# Direction
Return the records word for word. Any pictures in them are not part of the copy.

>> BEGIN Supplied material

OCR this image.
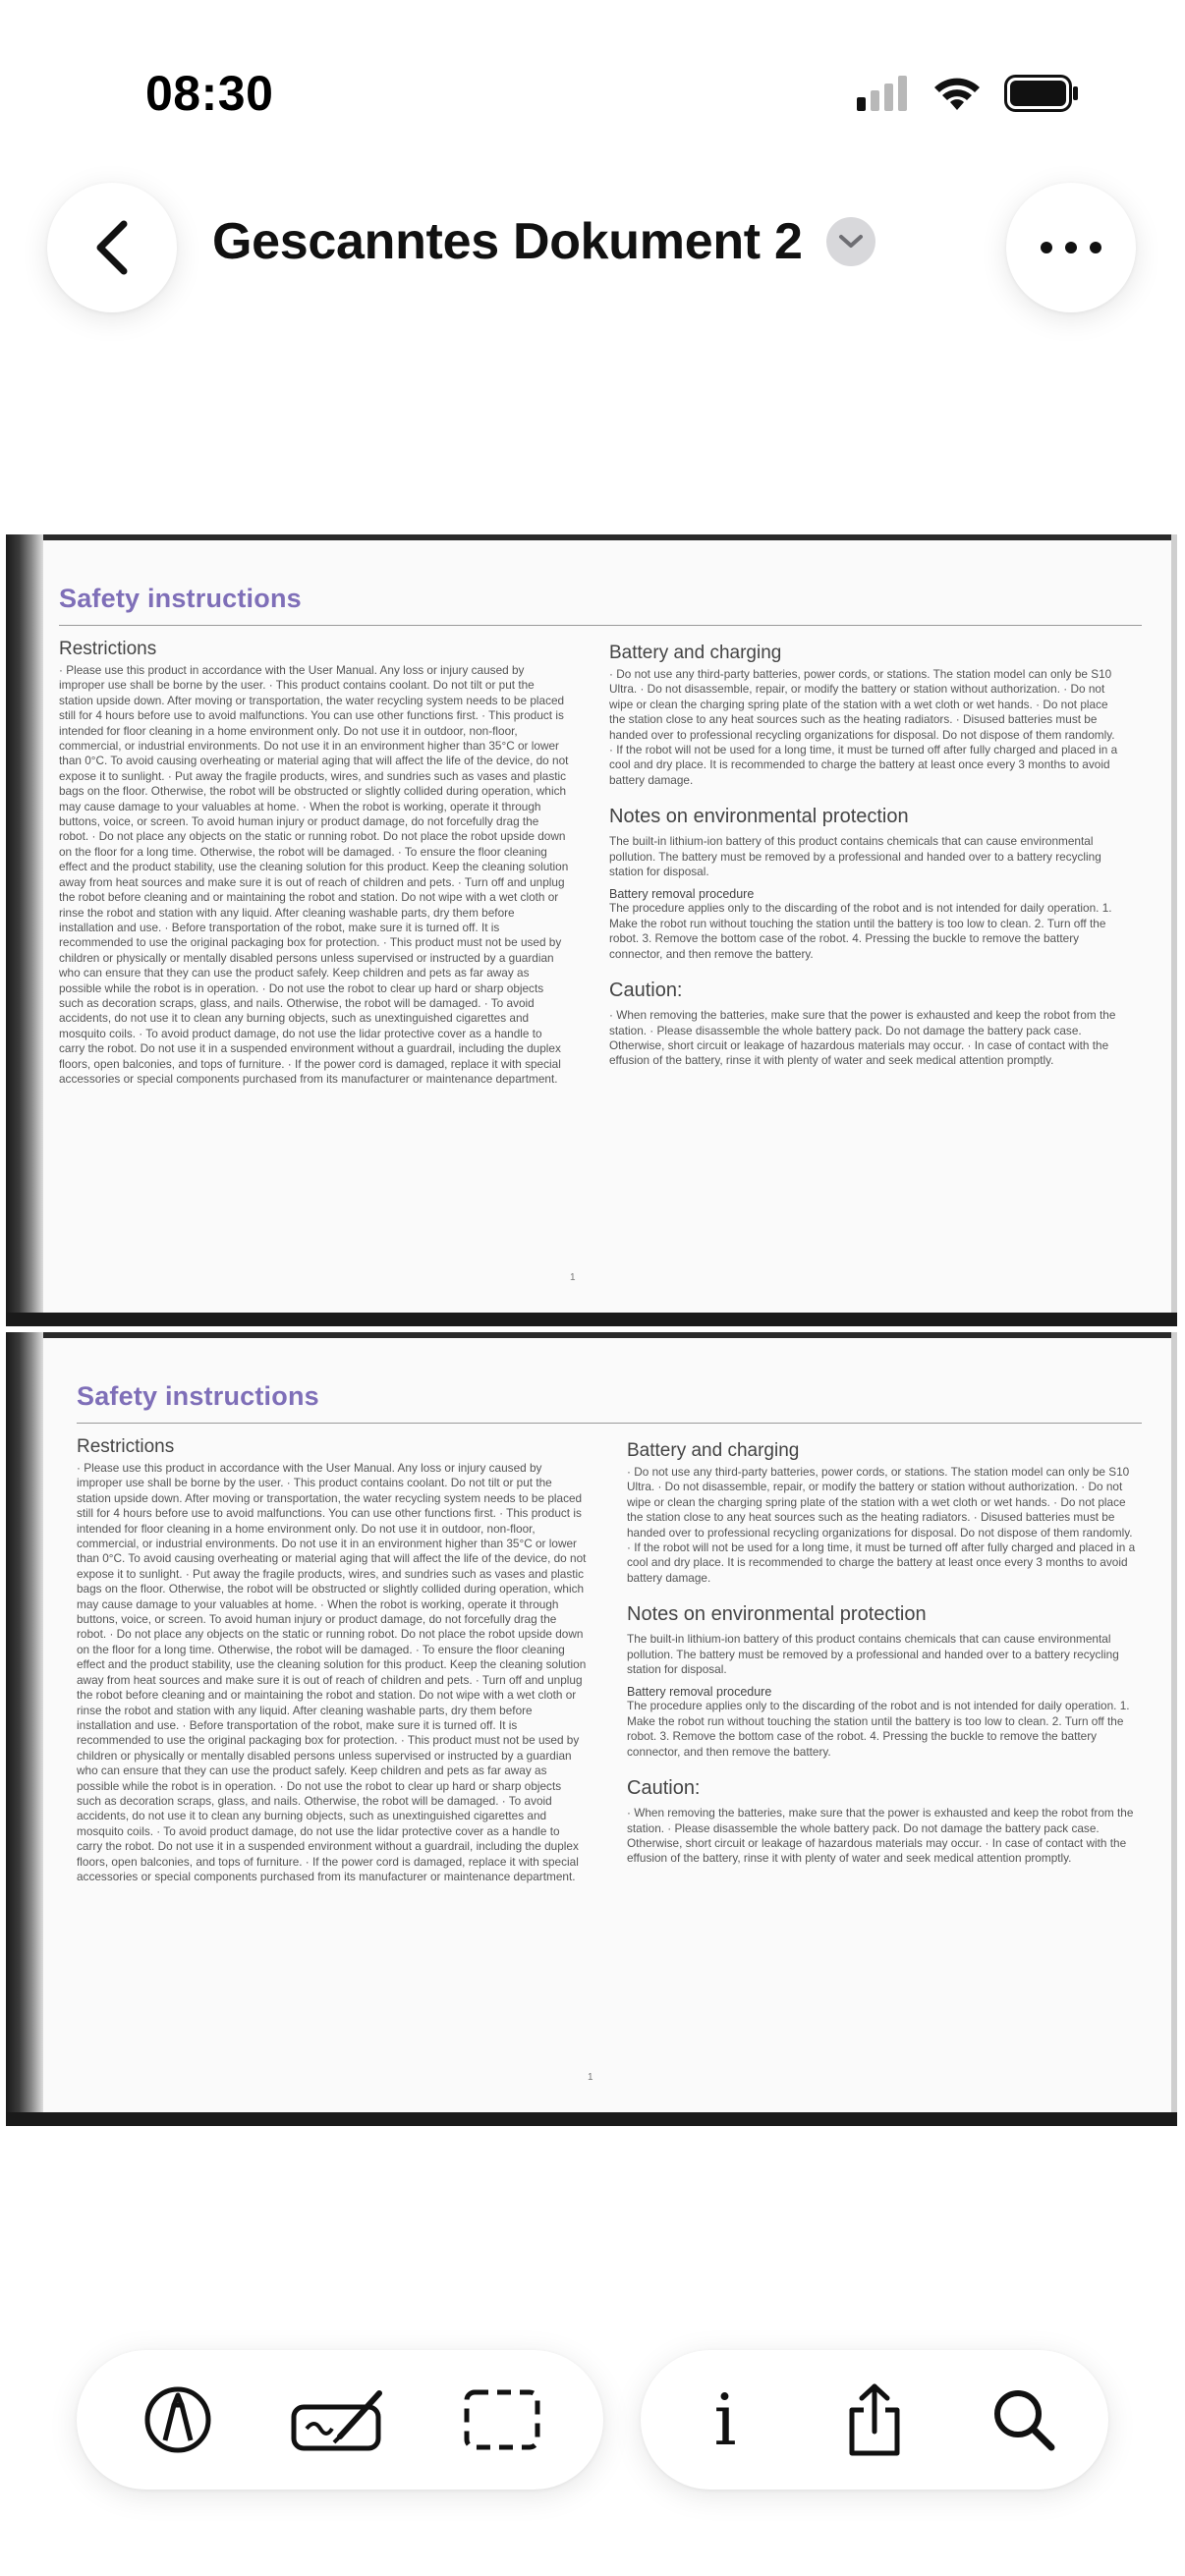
08:30
Gescanntes Dokument 2
Safety instructions
Restrictions
· Please use this product in accordance with the User Manual. Any loss or injury caused by improper use shall be borne by the user. · This product contains coolant. Do not tilt or put the station upside down. After moving or transportation, the water recycling system needs to be placed still for 4 hours before use to avoid malfunctions. You can use other functions first. · This product is intended for floor cleaning in a home environment only. Do not use it in outdoor, non-floor, commercial, or industrial environments. Do not use it in an environment higher than 35°C or lower than 0°C. To avoid causing overheating or material aging that will affect the life of the device, do not expose it to sunlight. · Put away the fragile products, wires, and sundries such as vases and plastic bags on the floor. Otherwise, the robot will be obstructed or slightly collided during operation, which may cause damage to your valuables at home. · When the robot is working, operate it through buttons, voice, or screen. To avoid human injury or product damage, do not forcefully drag the robot. · Do not place any objects on the static or running robot. Do not place the robot upside down on the floor for a long time. Otherwise, the robot will be damaged. · To ensure the floor cleaning effect and the product stability, use the cleaning solution for this product. Keep the cleaning solution away from heat sources and make sure it is out of reach of children and pets. · Turn off and unplug the robot before cleaning and or maintaining the robot and station. Do not wipe with a wet cloth or rinse the robot and station with any liquid. After cleaning washable parts, dry them before installation and use. · Before transportation of the robot, make sure it is turned off. It is recommended to use the original packaging box for protection. · This product must not be used by children or physically or mentally disabled persons unless supervised or instructed by a guardian who can ensure that they can use the product safely. Keep children and pets as far away as possible while the robot is in operation. · Do not use the robot to clear up hard or sharp objects such as decoration scraps, glass, and nails. Otherwise, the robot will be damaged. · To avoid accidents, do not use it to clean any burning objects, such as unextinguished cigarettes and mosquito coils. · To avoid product damage, do not use the lidar protective cover as a handle to carry the robot. Do not use it in a suspended environment without a guardrail, including the duplex floors, open balconies, and tops of furniture. · If the power cord is damaged, replace it with special accessories or special components purchased from its manufacturer or maintenance department.
Battery and charging
· Do not use any third-party batteries, power cords, or stations. The station model can only be S10 Ultra. · Do not disassemble, repair, or modify the battery or station without authorization. · Do not wipe or clean the charging spring plate of the station with a wet cloth or wet hands. · Do not place the station close to any heat sources such as the heating radiators. · Disused batteries must be handed over to professional recycling organizations for disposal. Do not dispose of them randomly. · If the robot will not be used for a long time, it must be turned off after fully charged and placed in a cool and dry place. It is recommended to charge the battery at least once every 3 months to avoid battery damage.
Notes on environmental protection
The built-in lithium-ion battery of this product contains chemicals that can cause environmental pollution. The battery must be removed by a professional and handed over to a battery recycling station for disposal.
Battery removal procedure
The procedure applies only to the discarding of the robot and is not intended for daily operation. 1. Make the robot run without touching the station until the battery is too low to clean. 2. Turn off the robot. 3. Remove the bottom case of the robot. 4. Pressing the buckle to remove the battery connector, and then remove the battery.
Caution:
· When removing the batteries, make sure that the power is exhausted and keep the robot from the station. · Please disassemble the whole battery pack. Do not damage the battery pack case. Otherwise, short circuit or leakage of hazardous materials may occur. · In case of contact with the effusion of the battery, rinse it with plenty of water and seek medical attention promptly.
1
Safety instructions
Restrictions
· Please use this product in accordance with the User Manual. Any loss or injury caused by improper use shall be borne by the user. · This product contains coolant. Do not tilt or put the station upside down. After moving or transportation, the water recycling system needs to be placed still for 4 hours before use to avoid malfunctions. You can use other functions first. · This product is intended for floor cleaning in a home environment only. Do not use it in outdoor, non-floor, commercial, or industrial environments. Do not use it in an environment higher than 35°C or lower than 0°C. To avoid causing overheating or material aging that will affect the life of the device, do not expose it to sunlight. · Put away the fragile products, wires, and sundries such as vases and plastic bags on the floor. Otherwise, the robot will be obstructed or slightly collided during operation, which may cause damage to your valuables at home. · When the robot is working, operate it through buttons, voice, or screen. To avoid human injury or product damage, do not forcefully drag the robot. · Do not place any objects on the static or running robot. Do not place the robot upside down on the floor for a long time. Otherwise, the robot will be damaged. · To ensure the floor cleaning effect and the product stability, use the cleaning solution for this product. Keep the cleaning solution away from heat sources and make sure it is out of reach of children and pets. · Turn off and unplug the robot before cleaning and or maintaining the robot and station. Do not wipe with a wet cloth or rinse the robot and station with any liquid. After cleaning washable parts, dry them before installation and use. · Before transportation of the robot, make sure it is turned off. It is recommended to use the original packaging box for protection. · This product must not be used by children or physically or mentally disabled persons unless supervised or instructed by a guardian who can ensure that they can use the product safely. Keep children and pets as far away as possible while the robot is in operation. · Do not use the robot to clear up hard or sharp objects such as decoration scraps, glass, and nails. Otherwise, the robot will be damaged. · To avoid accidents, do not use it to clean any burning objects, such as unextinguished cigarettes and mosquito coils. · To avoid product damage, do not use the lidar protective cover as a handle to carry the robot. Do not use it in a suspended environment without a guardrail, including the duplex floors, open balconies, and tops of furniture. · If the power cord is damaged, replace it with special accessories or special components purchased from its manufacturer or maintenance department.
Battery and charging
· Do not use any third-party batteries, power cords, or stations. The station model can only be S10 Ultra. · Do not disassemble, repair, or modify the battery or station without authorization. · Do not wipe or clean the charging spring plate of the station with a wet cloth or wet hands. · Do not place the station close to any heat sources such as the heating radiators. · Disused batteries must be handed over to professional recycling organizations for disposal. Do not dispose of them randomly. · If the robot will not be used for a long time, it must be turned off after fully charged and placed in a cool and dry place. It is recommended to charge the battery at least once every 3 months to avoid battery damage.
Notes on environmental protection
The built-in lithium-ion battery of this product contains chemicals that can cause environmental pollution. The battery must be removed by a professional and handed over to a battery recycling station for disposal.
Battery removal procedure
The procedure applies only to the discarding of the robot and is not intended for daily operation. 1. Make the robot run without touching the station until the battery is too low to clean. 2. Turn off the robot. 3. Remove the bottom case of the robot. 4. Pressing the buckle to remove the battery connector, and then remove the battery.
Caution:
· When removing the batteries, make sure that the power is exhausted and keep the robot from the station. · Please disassemble the whole battery pack. Do not damage the battery pack case. Otherwise, short circuit or leakage of hazardous materials may occur. · In case of contact with the effusion of the battery, rinse it with plenty of water and seek medical attention promptly.
1
i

>> END Supplied material

# Written response
OCR this image.
08:30
Gescanntes Dokument 2
Safety instructions
Restrictions
· Please use this product in accordance with the User Manual. Any loss or injury caused by improper use shall be borne by the user. · This product contains coolant. Do not tilt or put the station upside down. After moving or transportation, the water recycling system needs to be placed still for 4 hours before use to avoid malfunctions. You can use other functions first. · This product is intended for floor cleaning in a home environment only. Do not use it in outdoor, non-floor, commercial, or industrial environments. Do not use it in an environment higher than 35°C or lower than 0°C. To avoid causing overheating or material aging that will affect the life of the device, do not expose it to sunlight. · Put away the fragile products, wires, and sundries such as vases and plastic bags on the floor. Otherwise, the robot will be obstructed or slightly collided during operation, which may cause damage to your valuables at home. · When the robot is working, operate it through buttons, voice, or screen. To avoid human injury or product damage, do not forcefully drag the robot. · Do not place any objects on the static or running robot. Do not place the robot upside down on the floor for a long time. Otherwise, the robot will be damaged. · To ensure the floor cleaning effect and the product stability, use the cleaning solution for this product. Keep the cleaning solution away from heat sources and make sure it is out of reach of children and pets. · Turn off and unplug the robot before cleaning and or maintaining the robot and station. Do not wipe with a wet cloth or rinse the robot and station with any liquid. After cleaning washable parts, dry them before installation and use. · Before transportation of the robot, make sure it is turned off. It is recommended to use the original packaging box for protection. · This product must not be used by children or physically or mentally disabled persons unless supervised or instructed by a guardian who can ensure that they can use the product safely. Keep children and pets as far away as possible while the robot is in operation. · Do not use the robot to clear up hard or sharp objects such as decoration scraps, glass, and nails. Otherwise, the robot will be damaged. · To avoid accidents, do not use it to clean any burning objects, such as unextinguished cigarettes and mosquito coils. · To avoid product damage, do not use the lidar protective cover as a handle to carry the robot. Do not use it in a suspended environment without a guardrail, including the duplex floors, open balconies, and tops of furniture. · If the power cord is damaged, replace it with special accessories or special components purchased from its manufacturer or maintenance department.
Battery and charging
· Do not use any third-party batteries, power cords, or stations. The station model can only be S10 Ultra. · Do not disassemble, repair, or modify the battery or station without authorization. · Do not wipe or clean the charging spring plate of the station with a wet cloth or wet hands. · Do not place the station close to any heat sources such as the heating radiators. · Disused batteries must be handed over to professional recycling organizations for disposal. Do not dispose of them randomly. · If the robot will not be used for a long time, it must be turned off after fully charged and placed in a cool and dry place. It is recommended to charge the battery at least once every 3 months to avoid battery damage.
Notes on environmental protection
The built-in lithium-ion battery of this product contains chemicals that can cause environmental pollution. The battery must be removed by a professional and handed over to a battery recycling station for disposal.
Battery removal procedure
The procedure applies only to the discarding of the robot and is not intended for daily operation. 1. Make the robot run without touching the station until the battery is too low to clean. 2. Turn off the robot. 3. Remove the bottom case of the robot. 4. Pressing the buckle to remove the battery connector, and then remove the battery.
Caution:
· When removing the batteries, make sure that the power is exhausted and keep the robot from the station. · Please disassemble the whole battery pack. Do not damage the battery pack case. Otherwise, short circuit or leakage of hazardous materials may occur. · In case of contact with the effusion of the battery, rinse it with plenty of water and seek medical attention promptly.
1
Safety instructions
Restrictions
· Please use this product in accordance with the User Manual. Any loss or injury caused by improper use shall be borne by the user. · This product contains coolant. Do not tilt or put the station upside down. After moving or transportation, the water recycling system needs to be placed still for 4 hours before use to avoid malfunctions. You can use other functions first. · This product is intended for floor cleaning in a home environment only. Do not use it in outdoor, non-floor, commercial, or industrial environments. Do not use it in an environment higher than 35°C or lower than 0°C. To avoid causing overheating or material aging that will affect the life of the device, do not expose it to sunlight. · Put away the fragile products, wires, and sundries such as vases and plastic bags on the floor. Otherwise, the robot will be obstructed or slightly collided during operation, which may cause damage to your valuables at home. · When the robot is working, operate it through buttons, voice, or screen. To avoid human injury or product damage, do not forcefully drag the robot. · Do not place any objects on the static or running robot. Do not place the robot upside down on the floor for a long time. Otherwise, the robot will be damaged. · To ensure the floor cleaning effect and the product stability, use the cleaning solution for this product. Keep the cleaning solution away from heat sources and make sure it is out of reach of children and pets. · Turn off and unplug the robot before cleaning and or maintaining the robot and station. Do not wipe with a wet cloth or rinse the robot and station with any liquid. After cleaning washable parts, dry them before installation and use. · Before transportation of the robot, make sure it is turned off. It is recommended to use the original packaging box for protection. · This product must not be used by children or physically or mentally disabled persons unless supervised or instructed by a guardian who can ensure that they can use the product safely. Keep children and pets as far away as possible while the robot is in operation. · Do not use the robot to clear up hard or sharp objects such as decoration scraps, glass, and nails. Otherwise, the robot will be damaged. · To avoid accidents, do not use it to clean any burning objects, such as unextinguished cigarettes and mosquito coils. · To avoid product damage, do not use the lidar protective cover as a handle to carry the robot. Do not use it in a suspended environment without a guardrail, including the duplex floors, open balconies, and tops of furniture. · If the power cord is damaged, replace it with special accessories or special components purchased from its manufacturer or maintenance department.
Battery and charging
· Do not use any third-party batteries, power cords, or stations. The station model can only be S10 Ultra. · Do not disassemble, repair, or modify the battery or station without authorization. · Do not wipe or clean the charging spring plate of the station with a wet cloth or wet hands. · Do not place the station close to any heat sources such as the heating radiators. · Disused batteries must be handed over to professional recycling organizations for disposal. Do not dispose of them randomly. · If the robot will not be used for a long time, it must be turned off after fully charged and placed in a cool and dry place. It is recommended to charge the battery at least once every 3 months to avoid battery damage.
Notes on environmental protection
The built-in lithium-ion battery of this product contains chemicals that can cause environmental pollution. The battery must be removed by a professional and handed over to a battery recycling station for disposal.
Battery removal procedure
The procedure applies only to the discarding of the robot and is not intended for daily operation. 1. Make the robot run without touching the station until the battery is too low to clean. 2. Turn off the robot. 3. Remove the bottom case of the robot. 4. Pressing the buckle to remove the battery connector, and then remove the battery.
Caution:
· When removing the batteries, make sure that the power is exhausted and keep the robot from the station. · Please disassemble the whole battery pack. Do not damage the battery pack case. Otherwise, short circuit or leakage of hazardous materials may occur. · In case of contact with the effusion of the battery, rinse it with plenty of water and seek medical attention promptly.
1
i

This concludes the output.